■ **EXERCISE REQUIREMENTS**
Write out the material again word for word, dropping any images it holds.

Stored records
========

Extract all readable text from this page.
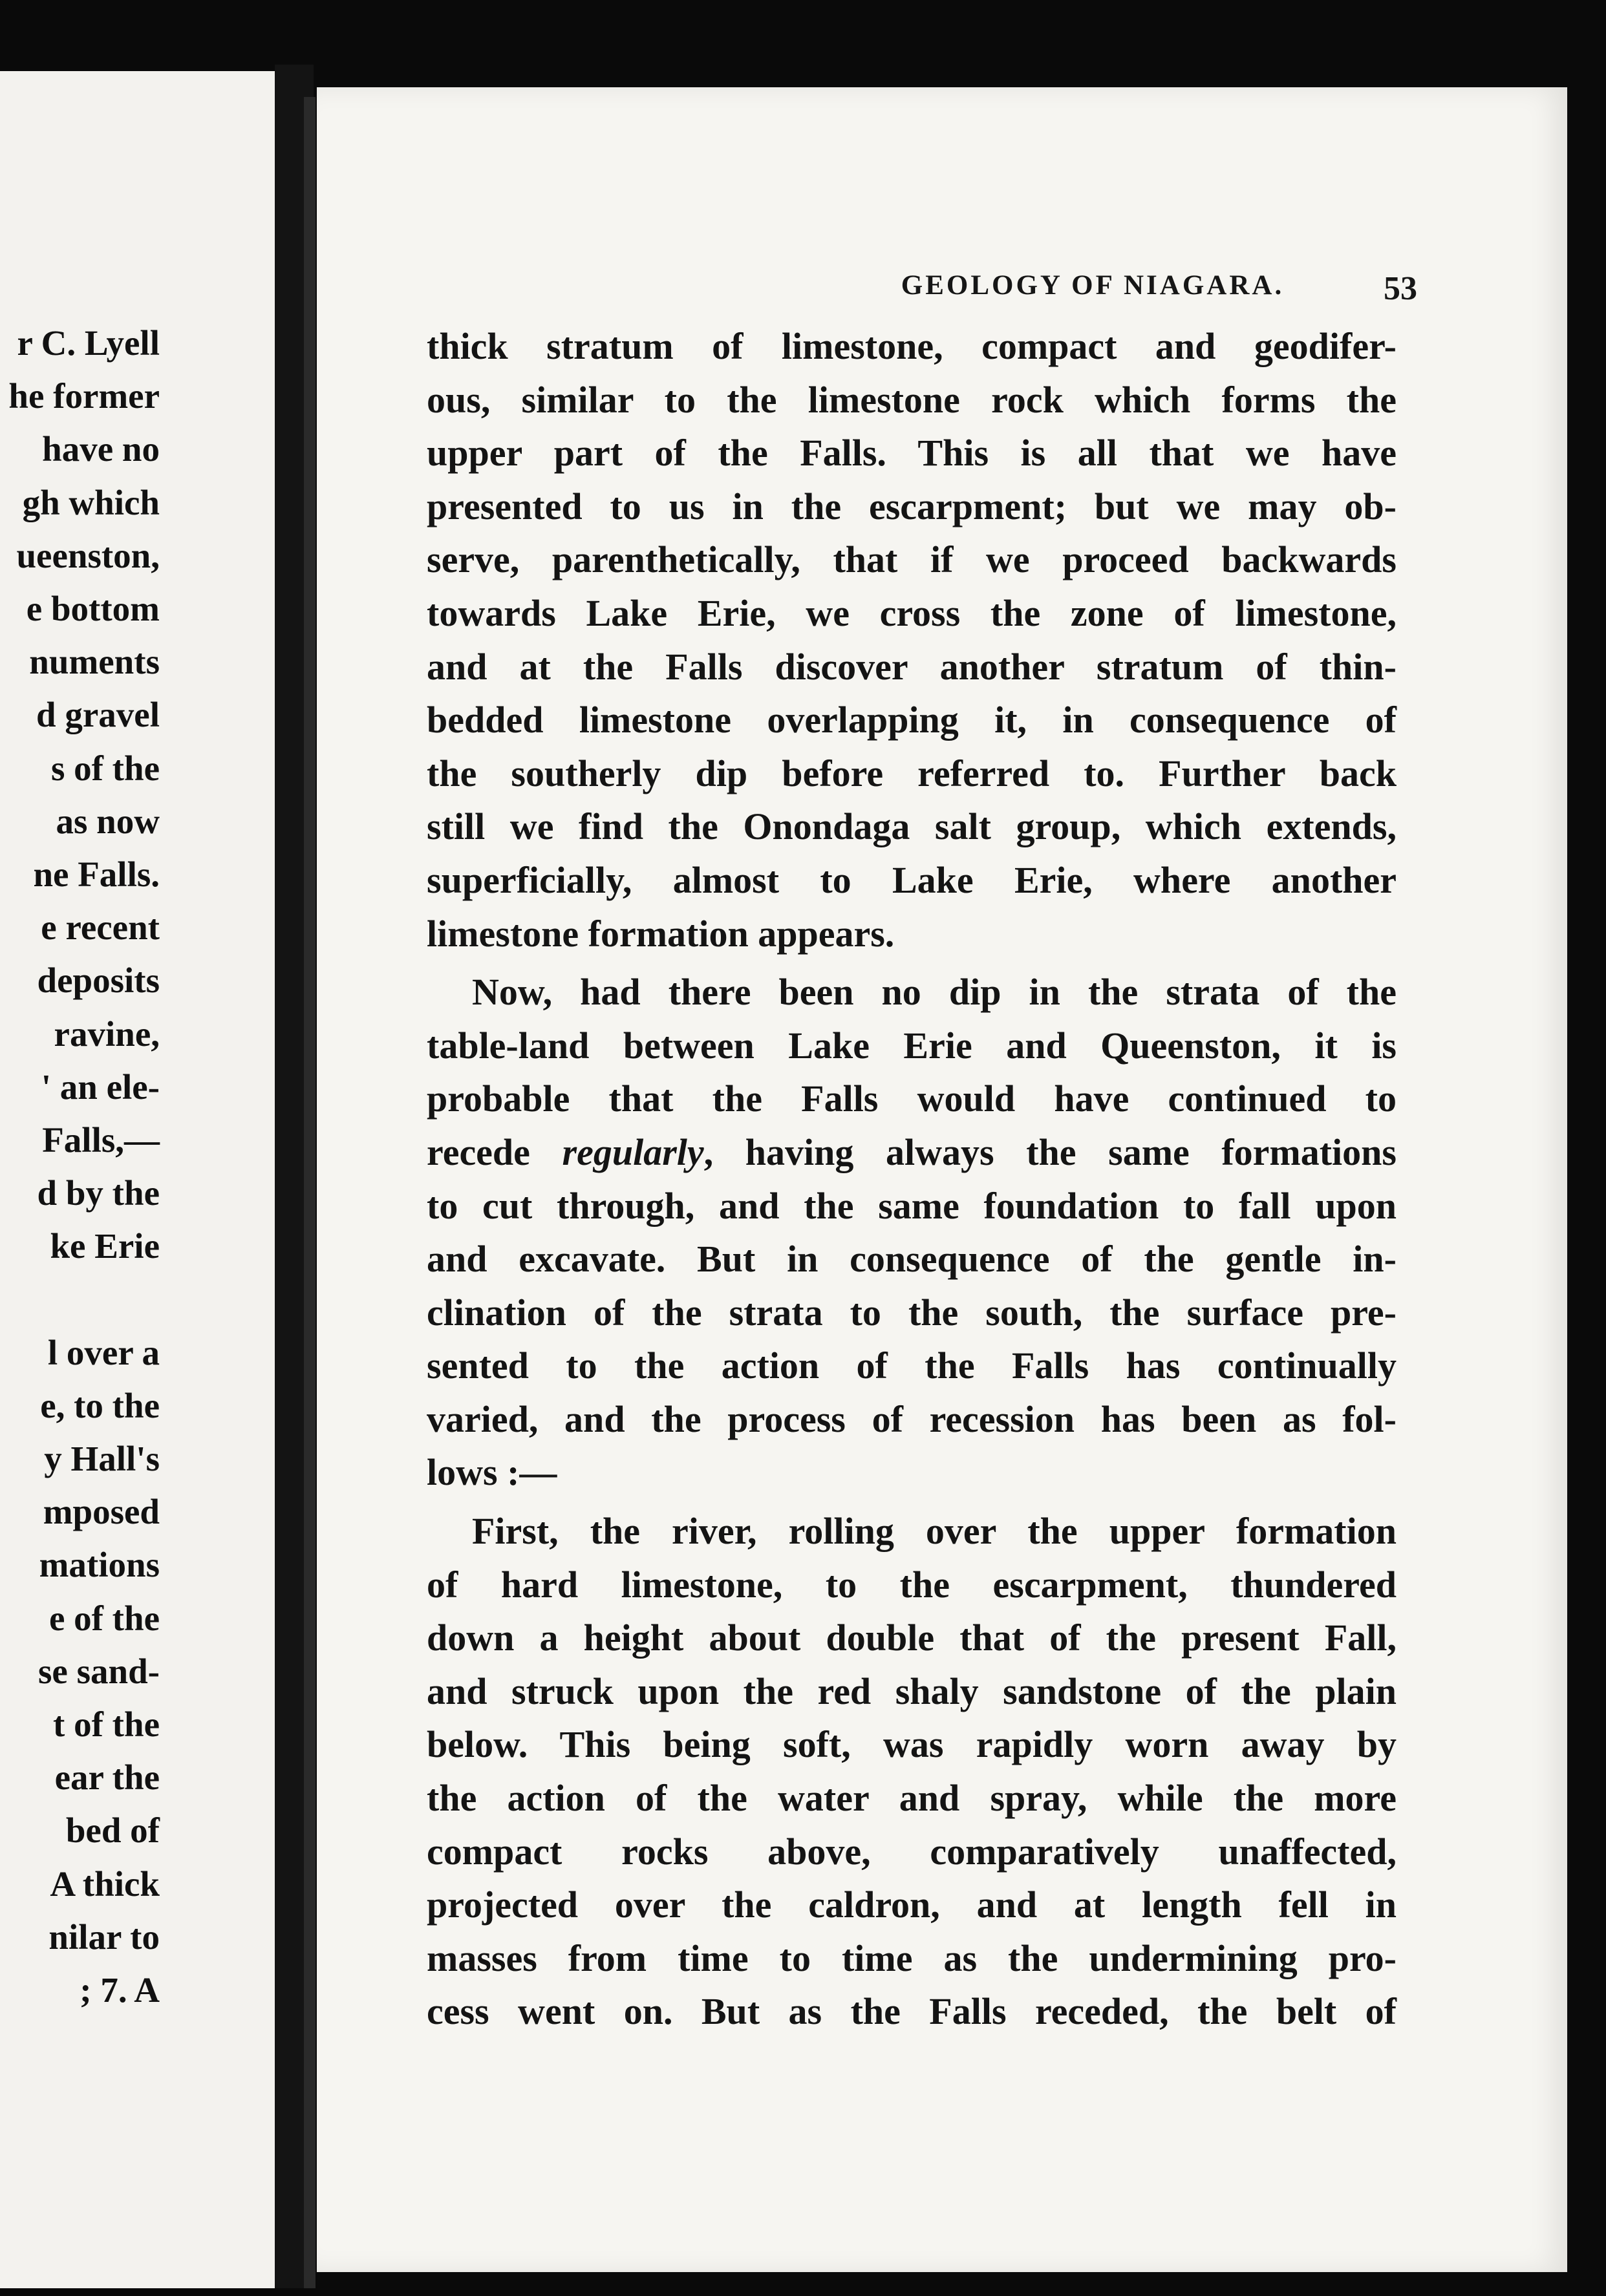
r C. Lyell
he former
have no
gh which
ueenston,
e bottom
numents
d gravel
s of the
as now
ne Falls.
e recent
deposits
ravine,
' an ele-
Falls,—
d by the
ke Erie

l over a
e, to the
y Hall's
mposed
mations
e of the
se sand-
t of the
ear the
bed of
A thick
nilar to
; 7. A
GEOLOGY OF NIAGARA.	53
thick stratum of limestone, compact and geodifer-
ous, similar to the limestone rock which forms the
upper part of the Falls. This is all that we have
presented to us in the escarpment; but we may ob-
serve, parenthetically, that if we proceed backwards
towards Lake Erie, we cross the zone of limestone,
and at the Falls discover another stratum of thin-
bedded limestone overlapping it, in consequence of
the southerly dip before referred to. Further back
still we find the Onondaga salt group, which extends,
superficially, almost to Lake Erie, where another
limestone formation appears.
Now, had there been no dip in the strata of the
table-land between Lake Erie and Queenston, it is
probable that the Falls would have continued to
recede regularly, having always the same formations
to cut through, and the same foundation to fall upon
and excavate. But in consequence of the gentle in-
clination of the strata to the south, the surface pre-
sented to the action of the Falls has continually
varied, and the process of recession has been as fol-
lows :—
First, the river, rolling over the upper formation
of hard limestone, to the escarpment, thundered
down a height about double that of the present Fall,
and struck upon the red shaly sandstone of the plain
below. This being soft, was rapidly worn away by
the action of the water and spray, while the more
compact rocks above, comparatively unaffected,
projected over the caldron, and at length fell in
masses from time to time as the undermining pro-
cess went on. But as the Falls receded, the belt of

========

■ **RESPONSE TO THIS EXERCISE**
Extract all readable text from this page.
r C. Lyell
he former
have no
gh which
ueenston,
e bottom
numents
d gravel
s of the
as now
ne Falls.
e recent
deposits
ravine,
' an ele-
Falls,—
d by the
ke Erie

l over a
e, to the
y Hall's
mposed
mations
e of the
se sand-
t of the
ear the
bed of
A thick
nilar to
; 7. A
GEOLOGY OF NIAGARA.	53
thick stratum of limestone, compact and geodifer-
ous, similar to the limestone rock which forms the
upper part of the Falls. This is all that we have
presented to us in the escarpment; but we may ob-
serve, parenthetically, that if we proceed backwards
towards Lake Erie, we cross the zone of limestone,
and at the Falls discover another stratum of thin-
bedded limestone overlapping it, in consequence of
the southerly dip before referred to. Further back
still we find the Onondaga salt group, which extends,
superficially, almost to Lake Erie, where another
limestone formation appears.
Now, had there been no dip in the strata of the
table-land between Lake Erie and Queenston, it is
probable that the Falls would have continued to
recede regularly, having always the same formations
to cut through, and the same foundation to fall upon
and excavate. But in consequence of the gentle in-
clination of the strata to the south, the surface pre-
sented to the action of the Falls has continually
varied, and the process of recession has been as fol-
lows :—
First, the river, rolling over the upper formation
of hard limestone, to the escarpment, thundered
down a height about double that of the present Fall,
and struck upon the red shaly sandstone of the plain
below. This being soft, was rapidly worn away by
the action of the water and spray, while the more
compact rocks above, comparatively unaffected,
projected over the caldron, and at length fell in
masses from time to time as the undermining pro-
cess went on. But as the Falls receded, the belt of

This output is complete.